§ **What the task asks**:
Reproduce the material in full, unchanged.

§ **Data for this exercise**:
-.-.-

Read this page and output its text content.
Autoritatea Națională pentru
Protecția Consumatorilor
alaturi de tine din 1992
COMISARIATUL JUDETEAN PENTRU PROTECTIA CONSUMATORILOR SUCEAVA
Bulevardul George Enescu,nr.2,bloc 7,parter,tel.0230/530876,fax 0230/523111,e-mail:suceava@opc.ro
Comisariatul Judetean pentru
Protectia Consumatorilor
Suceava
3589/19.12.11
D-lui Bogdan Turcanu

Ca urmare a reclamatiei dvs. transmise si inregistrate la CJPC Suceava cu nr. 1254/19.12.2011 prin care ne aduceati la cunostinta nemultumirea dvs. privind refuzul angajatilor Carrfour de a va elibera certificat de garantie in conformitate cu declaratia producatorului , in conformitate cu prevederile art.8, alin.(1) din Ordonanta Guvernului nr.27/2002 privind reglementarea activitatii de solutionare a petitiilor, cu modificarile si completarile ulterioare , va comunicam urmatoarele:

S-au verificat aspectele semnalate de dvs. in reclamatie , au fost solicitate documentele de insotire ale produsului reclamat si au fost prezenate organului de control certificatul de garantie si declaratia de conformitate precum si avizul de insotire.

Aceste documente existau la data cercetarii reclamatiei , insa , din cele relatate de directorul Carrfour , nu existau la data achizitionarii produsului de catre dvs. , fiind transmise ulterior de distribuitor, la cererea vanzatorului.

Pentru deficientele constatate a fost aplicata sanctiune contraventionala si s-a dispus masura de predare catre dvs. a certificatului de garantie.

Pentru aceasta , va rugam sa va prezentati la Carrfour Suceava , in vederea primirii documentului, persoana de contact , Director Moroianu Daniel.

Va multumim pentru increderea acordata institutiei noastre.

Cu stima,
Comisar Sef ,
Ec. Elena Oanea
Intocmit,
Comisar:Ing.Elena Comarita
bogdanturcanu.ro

-.-.-

§ **Answer to this problem**:
Read this page and output its text content.
Autoritatea Națională pentru
Protecția Consumatorilor
alaturi de tine din 1992
COMISARIATUL JUDETEAN PENTRU PROTECTIA CONSUMATORILOR SUCEAVA
Bulevardul George Enescu,nr.2,bloc 7,parter,tel.0230/530876,fax 0230/523111,e-mail:suceava@opc.ro
Comisariatul Judetean pentru
Protectia Consumatorilor
Suceava
3589/19.12.11
D-lui Bogdan Turcanu

Ca urmare a reclamatiei dvs. transmise si inregistrate la CJPC Suceava cu nr. 1254/19.12.2011 prin care ne aduceati la cunostinta nemultumirea dvs. privind refuzul angajatilor Carrfour de a va elibera certificat de garantie in conformitate cu declaratia producatorului , in conformitate cu prevederile art.8, alin.(1) din Ordonanta Guvernului nr.27/2002 privind reglementarea activitatii de solutionare a petitiilor, cu modificarile si completarile ulterioare , va comunicam urmatoarele:

S-au verificat aspectele semnalate de dvs. in reclamatie , au fost solicitate documentele de insotire ale produsului reclamat si au fost prezenate organului de control certificatul de garantie si declaratia de conformitate precum si avizul de insotire.

Aceste documente existau la data cercetarii reclamatiei , insa , din cele relatate de directorul Carrfour , nu existau la data achizitionarii produsului de catre dvs. , fiind transmise ulterior de distribuitor, la cererea vanzatorului.

Pentru deficientele constatate a fost aplicata sanctiune contraventionala si s-a dispus masura de predare catre dvs. a certificatului de garantie.

Pentru aceasta , va rugam sa va prezentati la Carrfour Suceava , in vederea primirii documentului, persoana de contact , Director Moroianu Daniel.

Va multumim pentru increderea acordata institutiei noastre.

Cu stima,
Comisar Sef ,
Ec. Elena Oanea
Intocmit,
Comisar:Ing.Elena Comarita
bogdanturcanu.ro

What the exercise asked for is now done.